Figure record extracts

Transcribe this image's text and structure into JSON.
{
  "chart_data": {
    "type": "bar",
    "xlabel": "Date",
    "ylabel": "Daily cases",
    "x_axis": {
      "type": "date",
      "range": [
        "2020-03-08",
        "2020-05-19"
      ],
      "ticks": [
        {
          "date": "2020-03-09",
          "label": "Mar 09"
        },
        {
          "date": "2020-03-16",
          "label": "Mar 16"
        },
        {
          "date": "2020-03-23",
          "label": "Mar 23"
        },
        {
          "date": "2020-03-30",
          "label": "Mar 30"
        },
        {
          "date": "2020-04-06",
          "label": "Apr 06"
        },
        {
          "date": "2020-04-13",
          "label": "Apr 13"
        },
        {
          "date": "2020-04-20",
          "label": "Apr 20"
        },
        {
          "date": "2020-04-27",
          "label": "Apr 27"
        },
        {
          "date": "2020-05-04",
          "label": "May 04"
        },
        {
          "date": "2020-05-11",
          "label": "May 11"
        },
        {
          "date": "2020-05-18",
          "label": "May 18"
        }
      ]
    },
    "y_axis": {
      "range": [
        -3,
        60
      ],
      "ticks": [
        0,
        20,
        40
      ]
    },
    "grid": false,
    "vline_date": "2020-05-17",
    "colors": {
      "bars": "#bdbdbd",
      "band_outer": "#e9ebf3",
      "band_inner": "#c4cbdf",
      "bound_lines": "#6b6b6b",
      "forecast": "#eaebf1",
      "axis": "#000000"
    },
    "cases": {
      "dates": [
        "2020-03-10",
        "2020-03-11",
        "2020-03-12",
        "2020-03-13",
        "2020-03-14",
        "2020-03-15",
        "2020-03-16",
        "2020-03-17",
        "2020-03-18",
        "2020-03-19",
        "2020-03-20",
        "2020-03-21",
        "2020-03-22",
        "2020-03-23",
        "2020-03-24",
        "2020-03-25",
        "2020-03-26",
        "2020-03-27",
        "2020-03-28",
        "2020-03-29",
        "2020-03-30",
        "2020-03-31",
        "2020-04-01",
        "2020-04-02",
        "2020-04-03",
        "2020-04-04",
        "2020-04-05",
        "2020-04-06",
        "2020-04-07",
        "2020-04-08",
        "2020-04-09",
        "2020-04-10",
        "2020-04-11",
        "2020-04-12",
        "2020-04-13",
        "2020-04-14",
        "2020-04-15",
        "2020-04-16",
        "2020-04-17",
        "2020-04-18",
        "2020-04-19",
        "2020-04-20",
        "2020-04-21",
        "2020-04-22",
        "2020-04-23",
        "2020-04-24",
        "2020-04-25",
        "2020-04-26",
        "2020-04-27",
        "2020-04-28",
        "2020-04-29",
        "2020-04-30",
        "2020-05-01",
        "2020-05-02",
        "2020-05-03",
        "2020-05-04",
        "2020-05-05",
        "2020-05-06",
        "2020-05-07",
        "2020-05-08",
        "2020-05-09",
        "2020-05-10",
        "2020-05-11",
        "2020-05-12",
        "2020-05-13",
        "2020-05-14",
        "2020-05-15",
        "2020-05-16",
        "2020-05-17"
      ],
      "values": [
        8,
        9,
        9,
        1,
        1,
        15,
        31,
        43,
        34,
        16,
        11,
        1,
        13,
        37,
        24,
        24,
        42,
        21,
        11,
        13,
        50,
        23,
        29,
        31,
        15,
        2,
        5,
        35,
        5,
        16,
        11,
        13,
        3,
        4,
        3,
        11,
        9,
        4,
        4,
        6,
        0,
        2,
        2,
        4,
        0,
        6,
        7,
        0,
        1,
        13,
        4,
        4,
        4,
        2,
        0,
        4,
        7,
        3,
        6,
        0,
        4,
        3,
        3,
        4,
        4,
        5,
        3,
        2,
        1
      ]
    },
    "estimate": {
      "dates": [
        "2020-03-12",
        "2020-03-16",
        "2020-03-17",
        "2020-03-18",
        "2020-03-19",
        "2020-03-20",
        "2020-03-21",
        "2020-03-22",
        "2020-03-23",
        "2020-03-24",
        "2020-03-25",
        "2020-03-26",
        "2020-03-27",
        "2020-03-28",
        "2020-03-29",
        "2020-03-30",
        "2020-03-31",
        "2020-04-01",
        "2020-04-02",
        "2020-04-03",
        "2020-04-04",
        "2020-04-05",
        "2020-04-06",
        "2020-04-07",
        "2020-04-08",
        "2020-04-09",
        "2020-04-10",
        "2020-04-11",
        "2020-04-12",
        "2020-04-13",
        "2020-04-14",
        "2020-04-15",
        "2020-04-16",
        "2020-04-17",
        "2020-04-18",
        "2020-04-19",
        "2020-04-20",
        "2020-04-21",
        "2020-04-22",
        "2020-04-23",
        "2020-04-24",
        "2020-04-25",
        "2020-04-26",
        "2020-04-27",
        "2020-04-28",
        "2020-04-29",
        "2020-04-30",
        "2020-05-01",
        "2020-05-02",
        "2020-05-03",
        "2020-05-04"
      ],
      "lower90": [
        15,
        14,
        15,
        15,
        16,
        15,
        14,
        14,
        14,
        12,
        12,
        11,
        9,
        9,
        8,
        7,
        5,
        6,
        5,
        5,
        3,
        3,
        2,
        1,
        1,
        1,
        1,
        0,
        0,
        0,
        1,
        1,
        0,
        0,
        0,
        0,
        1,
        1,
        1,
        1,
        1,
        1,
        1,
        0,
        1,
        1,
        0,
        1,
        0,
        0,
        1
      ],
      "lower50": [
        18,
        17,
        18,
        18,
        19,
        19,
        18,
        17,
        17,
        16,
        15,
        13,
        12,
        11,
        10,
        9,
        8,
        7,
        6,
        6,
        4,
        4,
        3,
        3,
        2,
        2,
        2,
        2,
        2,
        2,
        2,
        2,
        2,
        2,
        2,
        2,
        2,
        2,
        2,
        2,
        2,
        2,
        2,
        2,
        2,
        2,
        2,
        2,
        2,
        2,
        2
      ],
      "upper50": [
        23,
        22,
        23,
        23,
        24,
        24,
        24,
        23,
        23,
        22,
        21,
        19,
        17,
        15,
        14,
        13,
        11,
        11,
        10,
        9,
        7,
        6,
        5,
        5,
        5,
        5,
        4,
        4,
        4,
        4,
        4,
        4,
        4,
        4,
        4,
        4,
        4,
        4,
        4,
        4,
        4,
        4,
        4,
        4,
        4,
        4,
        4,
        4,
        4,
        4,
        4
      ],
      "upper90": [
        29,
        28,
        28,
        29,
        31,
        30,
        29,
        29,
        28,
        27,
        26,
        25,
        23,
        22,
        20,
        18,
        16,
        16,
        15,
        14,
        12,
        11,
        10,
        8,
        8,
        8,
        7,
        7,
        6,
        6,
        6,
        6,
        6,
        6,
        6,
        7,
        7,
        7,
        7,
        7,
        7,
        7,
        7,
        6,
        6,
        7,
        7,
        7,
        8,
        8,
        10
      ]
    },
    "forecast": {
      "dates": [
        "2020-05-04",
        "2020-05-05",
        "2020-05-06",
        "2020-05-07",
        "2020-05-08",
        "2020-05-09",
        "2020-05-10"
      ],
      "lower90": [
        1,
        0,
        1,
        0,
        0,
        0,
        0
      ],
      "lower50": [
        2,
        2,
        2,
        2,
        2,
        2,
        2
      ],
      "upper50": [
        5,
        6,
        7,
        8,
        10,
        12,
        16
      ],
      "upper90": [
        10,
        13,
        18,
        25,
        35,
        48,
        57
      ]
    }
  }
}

-- INSTRUCTIONS FOR THE TASK --
Transcribe every entry exactly, omitting nothing.

-- OUTPUT FOR THIS EXERCISE --
Transcribe this image's text and structure into JSON.
{
  "chart_data": {
    "type": "bar",
    "xlabel": "Date",
    "ylabel": "Daily cases",
    "x_axis": {
      "type": "date",
      "range": [
        "2020-03-08",
        "2020-05-19"
      ],
      "ticks": [
        {
          "date": "2020-03-09",
          "label": "Mar 09"
        },
        {
          "date": "2020-03-16",
          "label": "Mar 16"
        },
        {
          "date": "2020-03-23",
          "label": "Mar 23"
        },
        {
          "date": "2020-03-30",
          "label": "Mar 30"
        },
        {
          "date": "2020-04-06",
          "label": "Apr 06"
        },
        {
          "date": "2020-04-13",
          "label": "Apr 13"
        },
        {
          "date": "2020-04-20",
          "label": "Apr 20"
        },
        {
          "date": "2020-04-27",
          "label": "Apr 27"
        },
        {
          "date": "2020-05-04",
          "label": "May 04"
        },
        {
          "date": "2020-05-11",
          "label": "May 11"
        },
        {
          "date": "2020-05-18",
          "label": "May 18"
        }
      ]
    },
    "y_axis": {
      "range": [
        -3,
        60
      ],
      "ticks": [
        0,
        20,
        40
      ]
    },
    "grid": false,
    "vline_date": "2020-05-17",
    "colors": {
      "bars": "#bdbdbd",
      "band_outer": "#e9ebf3",
      "band_inner": "#c4cbdf",
      "bound_lines": "#6b6b6b",
      "forecast": "#eaebf1",
      "axis": "#000000"
    },
    "cases": {
      "dates": [
        "2020-03-10",
        "2020-03-11",
        "2020-03-12",
        "2020-03-13",
        "2020-03-14",
        "2020-03-15",
        "2020-03-16",
        "2020-03-17",
        "2020-03-18",
        "2020-03-19",
        "2020-03-20",
        "2020-03-21",
        "2020-03-22",
        "2020-03-23",
        "2020-03-24",
        "2020-03-25",
        "2020-03-26",
        "2020-03-27",
        "2020-03-28",
        "2020-03-29",
        "2020-03-30",
        "2020-03-31",
        "2020-04-01",
        "2020-04-02",
        "2020-04-03",
        "2020-04-04",
        "2020-04-05",
        "2020-04-06",
        "2020-04-07",
        "2020-04-08",
        "2020-04-09",
        "2020-04-10",
        "2020-04-11",
        "2020-04-12",
        "2020-04-13",
        "2020-04-14",
        "2020-04-15",
        "2020-04-16",
        "2020-04-17",
        "2020-04-18",
        "2020-04-19",
        "2020-04-20",
        "2020-04-21",
        "2020-04-22",
        "2020-04-23",
        "2020-04-24",
        "2020-04-25",
        "2020-04-26",
        "2020-04-27",
        "2020-04-28",
        "2020-04-29",
        "2020-04-30",
        "2020-05-01",
        "2020-05-02",
        "2020-05-03",
        "2020-05-04",
        "2020-05-05",
        "2020-05-06",
        "2020-05-07",
        "2020-05-08",
        "2020-05-09",
        "2020-05-10",
        "2020-05-11",
        "2020-05-12",
        "2020-05-13",
        "2020-05-14",
        "2020-05-15",
        "2020-05-16",
        "2020-05-17"
      ],
      "values": [
        8,
        9,
        9,
        1,
        1,
        15,
        31,
        43,
        34,
        16,
        11,
        1,
        13,
        37,
        24,
        24,
        42,
        21,
        11,
        13,
        50,
        23,
        29,
        31,
        15,
        2,
        5,
        35,
        5,
        16,
        11,
        13,
        3,
        4,
        3,
        11,
        9,
        4,
        4,
        6,
        0,
        2,
        2,
        4,
        0,
        6,
        7,
        0,
        1,
        13,
        4,
        4,
        4,
        2,
        0,
        4,
        7,
        3,
        6,
        0,
        4,
        3,
        3,
        4,
        4,
        5,
        3,
        2,
        1
      ]
    },
    "estimate": {
      "dates": [
        "2020-03-12",
        "2020-03-16",
        "2020-03-17",
        "2020-03-18",
        "2020-03-19",
        "2020-03-20",
        "2020-03-21",
        "2020-03-22",
        "2020-03-23",
        "2020-03-24",
        "2020-03-25",
        "2020-03-26",
        "2020-03-27",
        "2020-03-28",
        "2020-03-29",
        "2020-03-30",
        "2020-03-31",
        "2020-04-01",
        "2020-04-02",
        "2020-04-03",
        "2020-04-04",
        "2020-04-05",
        "2020-04-06",
        "2020-04-07",
        "2020-04-08",
        "2020-04-09",
        "2020-04-10",
        "2020-04-11",
        "2020-04-12",
        "2020-04-13",
        "2020-04-14",
        "2020-04-15",
        "2020-04-16",
        "2020-04-17",
        "2020-04-18",
        "2020-04-19",
        "2020-04-20",
        "2020-04-21",
        "2020-04-22",
        "2020-04-23",
        "2020-04-24",
        "2020-04-25",
        "2020-04-26",
        "2020-04-27",
        "2020-04-28",
        "2020-04-29",
        "2020-04-30",
        "2020-05-01",
        "2020-05-02",
        "2020-05-03",
        "2020-05-04"
      ],
      "lower90": [
        15,
        14,
        15,
        15,
        16,
        15,
        14,
        14,
        14,
        12,
        12,
        11,
        9,
        9,
        8,
        7,
        5,
        6,
        5,
        5,
        3,
        3,
        2,
        1,
        1,
        1,
        1,
        0,
        0,
        0,
        1,
        1,
        0,
        0,
        0,
        0,
        1,
        1,
        1,
        1,
        1,
        1,
        1,
        0,
        1,
        1,
        0,
        1,
        0,
        0,
        1
      ],
      "lower50": [
        18,
        17,
        18,
        18,
        19,
        19,
        18,
        17,
        17,
        16,
        15,
        13,
        12,
        11,
        10,
        9,
        8,
        7,
        6,
        6,
        4,
        4,
        3,
        3,
        2,
        2,
        2,
        2,
        2,
        2,
        2,
        2,
        2,
        2,
        2,
        2,
        2,
        2,
        2,
        2,
        2,
        2,
        2,
        2,
        2,
        2,
        2,
        2,
        2,
        2,
        2
      ],
      "upper50": [
        23,
        22,
        23,
        23,
        24,
        24,
        24,
        23,
        23,
        22,
        21,
        19,
        17,
        15,
        14,
        13,
        11,
        11,
        10,
        9,
        7,
        6,
        5,
        5,
        5,
        5,
        4,
        4,
        4,
        4,
        4,
        4,
        4,
        4,
        4,
        4,
        4,
        4,
        4,
        4,
        4,
        4,
        4,
        4,
        4,
        4,
        4,
        4,
        4,
        4,
        4
      ],
      "upper90": [
        29,
        28,
        28,
        29,
        31,
        30,
        29,
        29,
        28,
        27,
        26,
        25,
        23,
        22,
        20,
        18,
        16,
        16,
        15,
        14,
        12,
        11,
        10,
        8,
        8,
        8,
        7,
        7,
        6,
        6,
        6,
        6,
        6,
        6,
        6,
        7,
        7,
        7,
        7,
        7,
        7,
        7,
        7,
        6,
        6,
        7,
        7,
        7,
        8,
        8,
        10
      ]
    },
    "forecast": {
      "dates": [
        "2020-05-04",
        "2020-05-05",
        "2020-05-06",
        "2020-05-07",
        "2020-05-08",
        "2020-05-09",
        "2020-05-10"
      ],
      "lower90": [
        1,
        0,
        1,
        0,
        0,
        0,
        0
      ],
      "lower50": [
        2,
        2,
        2,
        2,
        2,
        2,
        2
      ],
      "upper50": [
        5,
        6,
        7,
        8,
        10,
        12,
        16
      ],
      "upper90": [
        10,
        13,
        18,
        25,
        35,
        48,
        57
      ]
    }
  }
}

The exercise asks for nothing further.